Istruzioni da seguire =
Modifica le righe qui sotto sostituendo "short-crest-point" con "crest-point" e lascia invariato tutto il resto.

Dati di partenza =

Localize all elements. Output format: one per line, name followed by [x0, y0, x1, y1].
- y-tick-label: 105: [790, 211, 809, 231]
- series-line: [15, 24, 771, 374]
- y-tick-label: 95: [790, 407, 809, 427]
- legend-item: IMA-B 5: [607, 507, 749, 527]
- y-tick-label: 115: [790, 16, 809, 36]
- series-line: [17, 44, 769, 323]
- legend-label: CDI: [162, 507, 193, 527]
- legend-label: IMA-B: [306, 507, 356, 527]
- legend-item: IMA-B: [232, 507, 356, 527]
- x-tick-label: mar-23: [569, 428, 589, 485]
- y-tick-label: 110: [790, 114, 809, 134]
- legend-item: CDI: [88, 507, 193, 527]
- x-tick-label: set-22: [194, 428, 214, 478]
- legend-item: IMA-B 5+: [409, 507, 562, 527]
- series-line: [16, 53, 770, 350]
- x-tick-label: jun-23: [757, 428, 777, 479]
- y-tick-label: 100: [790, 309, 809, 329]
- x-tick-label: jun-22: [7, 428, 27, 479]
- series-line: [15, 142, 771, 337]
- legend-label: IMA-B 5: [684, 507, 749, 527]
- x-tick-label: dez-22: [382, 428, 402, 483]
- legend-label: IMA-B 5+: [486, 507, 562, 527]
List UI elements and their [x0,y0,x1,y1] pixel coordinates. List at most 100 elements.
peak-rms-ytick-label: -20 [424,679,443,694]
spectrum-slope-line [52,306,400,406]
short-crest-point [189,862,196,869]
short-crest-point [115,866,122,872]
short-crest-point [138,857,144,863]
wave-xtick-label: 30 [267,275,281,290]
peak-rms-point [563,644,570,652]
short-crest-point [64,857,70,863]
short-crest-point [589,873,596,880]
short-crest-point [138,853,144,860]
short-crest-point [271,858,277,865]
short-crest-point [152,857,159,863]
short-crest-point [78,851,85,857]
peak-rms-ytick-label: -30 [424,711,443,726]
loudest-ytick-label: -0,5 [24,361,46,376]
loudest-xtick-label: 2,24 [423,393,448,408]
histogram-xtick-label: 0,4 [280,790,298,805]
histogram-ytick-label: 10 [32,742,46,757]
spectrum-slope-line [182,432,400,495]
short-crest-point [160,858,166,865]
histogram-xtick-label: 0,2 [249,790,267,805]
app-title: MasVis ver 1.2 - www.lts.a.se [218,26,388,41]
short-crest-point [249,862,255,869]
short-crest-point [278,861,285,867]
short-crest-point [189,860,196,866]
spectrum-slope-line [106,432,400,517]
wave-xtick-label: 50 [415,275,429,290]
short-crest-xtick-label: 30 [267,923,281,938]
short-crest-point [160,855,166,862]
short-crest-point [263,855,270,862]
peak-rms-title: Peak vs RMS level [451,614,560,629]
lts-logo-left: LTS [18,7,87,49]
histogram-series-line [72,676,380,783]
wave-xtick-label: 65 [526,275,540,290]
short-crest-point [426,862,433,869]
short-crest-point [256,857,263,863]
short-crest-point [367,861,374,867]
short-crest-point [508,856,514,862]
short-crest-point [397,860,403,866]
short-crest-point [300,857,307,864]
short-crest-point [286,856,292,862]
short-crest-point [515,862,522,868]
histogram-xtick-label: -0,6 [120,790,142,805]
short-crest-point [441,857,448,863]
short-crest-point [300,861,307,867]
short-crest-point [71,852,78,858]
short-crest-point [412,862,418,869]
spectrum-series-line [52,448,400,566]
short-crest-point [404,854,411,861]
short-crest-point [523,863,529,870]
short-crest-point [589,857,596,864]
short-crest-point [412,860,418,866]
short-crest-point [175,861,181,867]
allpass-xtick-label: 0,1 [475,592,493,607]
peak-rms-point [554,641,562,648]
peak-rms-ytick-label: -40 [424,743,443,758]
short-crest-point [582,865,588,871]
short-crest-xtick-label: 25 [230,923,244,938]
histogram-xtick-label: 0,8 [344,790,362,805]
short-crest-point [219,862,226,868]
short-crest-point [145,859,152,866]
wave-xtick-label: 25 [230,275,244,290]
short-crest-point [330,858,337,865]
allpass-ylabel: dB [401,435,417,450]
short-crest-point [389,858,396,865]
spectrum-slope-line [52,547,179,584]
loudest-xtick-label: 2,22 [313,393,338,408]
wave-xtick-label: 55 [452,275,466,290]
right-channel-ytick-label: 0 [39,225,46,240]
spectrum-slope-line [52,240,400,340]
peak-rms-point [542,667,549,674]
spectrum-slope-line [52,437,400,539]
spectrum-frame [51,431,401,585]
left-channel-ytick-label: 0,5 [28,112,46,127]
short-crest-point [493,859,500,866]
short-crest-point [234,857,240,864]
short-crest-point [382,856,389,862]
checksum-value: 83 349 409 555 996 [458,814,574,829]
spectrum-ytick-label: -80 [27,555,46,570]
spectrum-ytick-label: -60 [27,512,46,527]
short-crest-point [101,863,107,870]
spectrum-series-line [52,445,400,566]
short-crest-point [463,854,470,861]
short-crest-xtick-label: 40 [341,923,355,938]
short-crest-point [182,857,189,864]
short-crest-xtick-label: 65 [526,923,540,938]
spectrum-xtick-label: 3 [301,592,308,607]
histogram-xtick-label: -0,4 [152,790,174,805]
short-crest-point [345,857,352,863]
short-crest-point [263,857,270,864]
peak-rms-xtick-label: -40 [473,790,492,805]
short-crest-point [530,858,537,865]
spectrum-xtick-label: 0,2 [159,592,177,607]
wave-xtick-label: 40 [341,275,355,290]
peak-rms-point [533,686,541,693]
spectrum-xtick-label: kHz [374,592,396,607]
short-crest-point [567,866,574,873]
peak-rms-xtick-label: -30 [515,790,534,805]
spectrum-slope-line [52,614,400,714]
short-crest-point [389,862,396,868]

La risposta =
Localize all elements. Output format: one per line, name followed by [x0, y0, x1, y1].
- y-tick-label: 105: [790, 211, 809, 231]
- series-line: [15, 24, 771, 374]
- y-tick-label: 95: [790, 407, 809, 427]
- legend-item: IMA-B 5: [607, 507, 749, 527]
- y-tick-label: 115: [790, 16, 809, 36]
- series-line: [17, 44, 769, 323]
- legend-label: CDI: [162, 507, 193, 527]
- legend-label: IMA-B: [306, 507, 356, 527]
- legend-item: IMA-B: [232, 507, 356, 527]
- x-tick-label: mar-23: [569, 428, 589, 485]
- y-tick-label: 110: [790, 114, 809, 134]
- legend-item: CDI: [88, 507, 193, 527]
- x-tick-label: set-22: [194, 428, 214, 478]
- legend-item: IMA-B 5+: [409, 507, 562, 527]
- series-line: [16, 53, 770, 350]
- x-tick-label: jun-23: [757, 428, 777, 479]
- y-tick-label: 100: [790, 309, 809, 329]
- x-tick-label: jun-22: [7, 428, 27, 479]
- series-line: [15, 142, 771, 337]
- legend-label: IMA-B 5: [684, 507, 749, 527]
- x-tick-label: dez-22: [382, 428, 402, 483]
- legend-label: IMA-B 5+: [486, 507, 562, 527]
List UI elements and their [x0,y0,x1,y1] pixel coordinates. List at most 100 elements.
peak-rms-ytick-label: -20 [424,679,443,694]
spectrum-slope-line [52,306,400,406]
crest-point [189,862,196,869]
crest-point [115,866,122,872]
crest-point [138,857,144,863]
wave-xtick-label: 30 [267,275,281,290]
peak-rms-point [563,644,570,652]
crest-point [64,857,70,863]
crest-point [589,873,596,880]
crest-point [138,853,144,860]
crest-point [271,858,277,865]
crest-point [152,857,159,863]
crest-point [78,851,85,857]
peak-rms-ytick-label: -30 [424,711,443,726]
loudest-ytick-label: -0,5 [24,361,46,376]
loudest-xtick-label: 2,24 [423,393,448,408]
histogram-xtick-label: 0,4 [280,790,298,805]
histogram-ytick-label: 10 [32,742,46,757]
spectrum-slope-line [182,432,400,495]
crest-point [160,858,166,865]
histogram-xtick-label: 0,2 [249,790,267,805]
app-title: MasVis ver 1.2 - www.lts.a.se [218,26,388,41]
crest-point [249,862,255,869]
crest-point [278,861,285,867]
crest-point [189,860,196,866]
spectrum-slope-line [106,432,400,517]
wave-xtick-label: 50 [415,275,429,290]
short-crest-xtick-label: 30 [267,923,281,938]
crest-point [160,855,166,862]
crest-point [263,855,270,862]
peak-rms-title: Peak vs RMS level [451,614,560,629]
lts-logo-left: LTS [18,7,87,49]
histogram-series-line [72,676,380,783]
wave-xtick-label: 65 [526,275,540,290]
crest-point [426,862,433,869]
crest-point [256,857,263,863]
crest-point [367,861,374,867]
crest-point [508,856,514,862]
crest-point [397,860,403,866]
crest-point [300,857,307,864]
crest-point [286,856,292,862]
crest-point [515,862,522,868]
histogram-xtick-label: -0,6 [120,790,142,805]
crest-point [441,857,448,863]
crest-point [300,861,307,867]
crest-point [71,852,78,858]
crest-point [412,862,418,869]
spectrum-series-line [52,448,400,566]
crest-point [404,854,411,861]
crest-point [523,863,529,870]
crest-point [589,857,596,864]
crest-point [412,860,418,866]
crest-point [175,861,181,867]
allpass-xtick-label: 0,1 [475,592,493,607]
peak-rms-point [554,641,562,648]
peak-rms-ytick-label: -40 [424,743,443,758]
crest-point [582,865,588,871]
short-crest-xtick-label: 25 [230,923,244,938]
histogram-xtick-label: 0,8 [344,790,362,805]
crest-point [219,862,226,868]
crest-point [145,859,152,866]
wave-xtick-label: 25 [230,275,244,290]
crest-point [330,858,337,865]
allpass-ylabel: dB [401,435,417,450]
crest-point [389,858,396,865]
spectrum-slope-line [52,547,179,584]
loudest-xtick-label: 2,22 [313,393,338,408]
wave-xtick-label: 55 [452,275,466,290]
right-channel-ytick-label: 0 [39,225,46,240]
spectrum-slope-line [52,240,400,340]
peak-rms-point [542,667,549,674]
spectrum-slope-line [52,437,400,539]
spectrum-frame [51,431,401,585]
left-channel-ytick-label: 0,5 [28,112,46,127]
crest-point [493,859,500,866]
crest-point [234,857,240,864]
crest-point [382,856,389,862]
checksum-value: 83 349 409 555 996 [458,814,574,829]
spectrum-ytick-label: -80 [27,555,46,570]
spectrum-ytick-label: -60 [27,512,46,527]
crest-point [101,863,107,870]
spectrum-series-line [52,445,400,566]
crest-point [463,854,470,861]
short-crest-xtick-label: 40 [341,923,355,938]
crest-point [182,857,189,864]
short-crest-xtick-label: 65 [526,923,540,938]
spectrum-xtick-label: 3 [301,592,308,607]
histogram-xtick-label: -0,4 [152,790,174,805]
crest-point [345,857,352,863]
crest-point [263,857,270,864]
peak-rms-xtick-label: -40 [473,790,492,805]
crest-point [530,858,537,865]
spectrum-xtick-label: 0,2 [159,592,177,607]
wave-xtick-label: 40 [341,275,355,290]
peak-rms-point [533,686,541,693]
spectrum-xtick-label: kHz [374,592,396,607]
crest-point [567,866,574,873]
peak-rms-xtick-label: -30 [515,790,534,805]
spectrum-slope-line [52,614,400,714]
crest-point [389,862,396,868]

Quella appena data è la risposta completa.